What the task requires:
Render the following material again verbatim, leaving nothing out.

****

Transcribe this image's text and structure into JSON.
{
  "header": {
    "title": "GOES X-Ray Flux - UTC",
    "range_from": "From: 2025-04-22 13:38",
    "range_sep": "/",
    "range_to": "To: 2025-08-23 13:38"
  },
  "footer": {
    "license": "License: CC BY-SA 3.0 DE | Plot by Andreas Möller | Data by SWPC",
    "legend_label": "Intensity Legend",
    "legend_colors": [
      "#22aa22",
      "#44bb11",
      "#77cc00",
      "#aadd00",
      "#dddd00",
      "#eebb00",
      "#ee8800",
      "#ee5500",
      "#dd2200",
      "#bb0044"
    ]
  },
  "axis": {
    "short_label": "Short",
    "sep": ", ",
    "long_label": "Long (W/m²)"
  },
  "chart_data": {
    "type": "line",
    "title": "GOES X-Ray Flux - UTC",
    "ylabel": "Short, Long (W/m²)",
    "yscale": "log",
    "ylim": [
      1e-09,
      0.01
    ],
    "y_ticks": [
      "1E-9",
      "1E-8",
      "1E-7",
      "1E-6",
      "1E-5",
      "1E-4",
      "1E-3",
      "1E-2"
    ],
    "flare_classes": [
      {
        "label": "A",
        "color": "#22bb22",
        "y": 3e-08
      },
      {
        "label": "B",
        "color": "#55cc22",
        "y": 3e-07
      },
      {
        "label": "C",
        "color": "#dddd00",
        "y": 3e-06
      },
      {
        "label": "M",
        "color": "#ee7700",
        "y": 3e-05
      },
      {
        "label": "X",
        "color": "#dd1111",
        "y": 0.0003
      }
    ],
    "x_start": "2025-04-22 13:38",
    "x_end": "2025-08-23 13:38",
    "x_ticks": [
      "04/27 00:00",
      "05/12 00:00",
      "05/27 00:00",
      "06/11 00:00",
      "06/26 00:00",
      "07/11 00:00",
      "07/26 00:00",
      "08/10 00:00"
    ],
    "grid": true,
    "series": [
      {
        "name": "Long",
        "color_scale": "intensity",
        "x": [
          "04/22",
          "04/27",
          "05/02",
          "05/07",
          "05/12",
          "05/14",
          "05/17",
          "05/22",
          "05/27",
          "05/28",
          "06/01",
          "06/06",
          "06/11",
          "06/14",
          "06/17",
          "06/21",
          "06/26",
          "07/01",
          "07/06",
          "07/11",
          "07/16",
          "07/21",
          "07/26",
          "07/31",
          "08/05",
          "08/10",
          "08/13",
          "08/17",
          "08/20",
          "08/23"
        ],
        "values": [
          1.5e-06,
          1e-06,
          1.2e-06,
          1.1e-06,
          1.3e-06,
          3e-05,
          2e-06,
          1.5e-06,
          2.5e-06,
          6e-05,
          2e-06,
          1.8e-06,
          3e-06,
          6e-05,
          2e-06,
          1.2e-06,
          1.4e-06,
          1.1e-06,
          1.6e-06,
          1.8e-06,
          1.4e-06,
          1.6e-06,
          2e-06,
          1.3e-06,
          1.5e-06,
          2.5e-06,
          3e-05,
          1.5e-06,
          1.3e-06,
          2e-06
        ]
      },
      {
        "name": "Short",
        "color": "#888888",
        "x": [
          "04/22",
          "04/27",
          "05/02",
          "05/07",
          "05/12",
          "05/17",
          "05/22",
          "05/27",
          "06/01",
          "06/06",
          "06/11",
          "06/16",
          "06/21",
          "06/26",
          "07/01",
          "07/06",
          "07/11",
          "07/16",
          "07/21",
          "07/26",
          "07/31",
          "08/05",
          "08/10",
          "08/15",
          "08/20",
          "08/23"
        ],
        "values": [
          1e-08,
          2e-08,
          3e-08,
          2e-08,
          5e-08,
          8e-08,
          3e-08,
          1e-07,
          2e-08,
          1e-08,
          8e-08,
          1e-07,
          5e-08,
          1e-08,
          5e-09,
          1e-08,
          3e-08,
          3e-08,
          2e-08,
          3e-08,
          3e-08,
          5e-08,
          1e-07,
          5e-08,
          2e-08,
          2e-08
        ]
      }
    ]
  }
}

****

Exercise solution:
Transcribe this image's text and structure into JSON.
{
  "header": {
    "title": "GOES X-Ray Flux - UTC",
    "range_from": "From: 2025-04-22 13:38",
    "range_sep": "/",
    "range_to": "To: 2025-08-23 13:38"
  },
  "footer": {
    "license": "License: CC BY-SA 3.0 DE | Plot by Andreas Möller | Data by SWPC",
    "legend_label": "Intensity Legend",
    "legend_colors": [
      "#22aa22",
      "#44bb11",
      "#77cc00",
      "#aadd00",
      "#dddd00",
      "#eebb00",
      "#ee8800",
      "#ee5500",
      "#dd2200",
      "#bb0044"
    ]
  },
  "axis": {
    "short_label": "Short",
    "sep": ", ",
    "long_label": "Long (W/m²)"
  },
  "chart_data": {
    "type": "line",
    "title": "GOES X-Ray Flux - UTC",
    "ylabel": "Short, Long (W/m²)",
    "yscale": "log",
    "ylim": [
      1e-09,
      0.01
    ],
    "y_ticks": [
      "1E-9",
      "1E-8",
      "1E-7",
      "1E-6",
      "1E-5",
      "1E-4",
      "1E-3",
      "1E-2"
    ],
    "flare_classes": [
      {
        "label": "A",
        "color": "#22bb22",
        "y": 3e-08
      },
      {
        "label": "B",
        "color": "#55cc22",
        "y": 3e-07
      },
      {
        "label": "C",
        "color": "#dddd00",
        "y": 3e-06
      },
      {
        "label": "M",
        "color": "#ee7700",
        "y": 3e-05
      },
      {
        "label": "X",
        "color": "#dd1111",
        "y": 0.0003
      }
    ],
    "x_start": "2025-04-22 13:38",
    "x_end": "2025-08-23 13:38",
    "x_ticks": [
      "04/27 00:00",
      "05/12 00:00",
      "05/27 00:00",
      "06/11 00:00",
      "06/26 00:00",
      "07/11 00:00",
      "07/26 00:00",
      "08/10 00:00"
    ],
    "grid": true,
    "series": [
      {
        "name": "Long",
        "color_scale": "intensity",
        "x": [
          "04/22",
          "04/27",
          "05/02",
          "05/07",
          "05/12",
          "05/14",
          "05/17",
          "05/22",
          "05/27",
          "05/28",
          "06/01",
          "06/06",
          "06/11",
          "06/14",
          "06/17",
          "06/21",
          "06/26",
          "07/01",
          "07/06",
          "07/11",
          "07/16",
          "07/21",
          "07/26",
          "07/31",
          "08/05",
          "08/10",
          "08/13",
          "08/17",
          "08/20",
          "08/23"
        ],
        "values": [
          1.5e-06,
          1e-06,
          1.2e-06,
          1.1e-06,
          1.3e-06,
          3e-05,
          2e-06,
          1.5e-06,
          2.5e-06,
          6e-05,
          2e-06,
          1.8e-06,
          3e-06,
          6e-05,
          2e-06,
          1.2e-06,
          1.4e-06,
          1.1e-06,
          1.6e-06,
          1.8e-06,
          1.4e-06,
          1.6e-06,
          2e-06,
          1.3e-06,
          1.5e-06,
          2.5e-06,
          3e-05,
          1.5e-06,
          1.3e-06,
          2e-06
        ]
      },
      {
        "name": "Short",
        "color": "#888888",
        "x": [
          "04/22",
          "04/27",
          "05/02",
          "05/07",
          "05/12",
          "05/17",
          "05/22",
          "05/27",
          "06/01",
          "06/06",
          "06/11",
          "06/16",
          "06/21",
          "06/26",
          "07/01",
          "07/06",
          "07/11",
          "07/16",
          "07/21",
          "07/26",
          "07/31",
          "08/05",
          "08/10",
          "08/15",
          "08/20",
          "08/23"
        ],
        "values": [
          1e-08,
          2e-08,
          3e-08,
          2e-08,
          5e-08,
          8e-08,
          3e-08,
          1e-07,
          2e-08,
          1e-08,
          8e-08,
          1e-07,
          5e-08,
          1e-08,
          5e-09,
          1e-08,
          3e-08,
          3e-08,
          2e-08,
          3e-08,
          3e-08,
          5e-08,
          1e-07,
          5e-08,
          2e-08,
          2e-08
        ]
      }
    ]
  }
}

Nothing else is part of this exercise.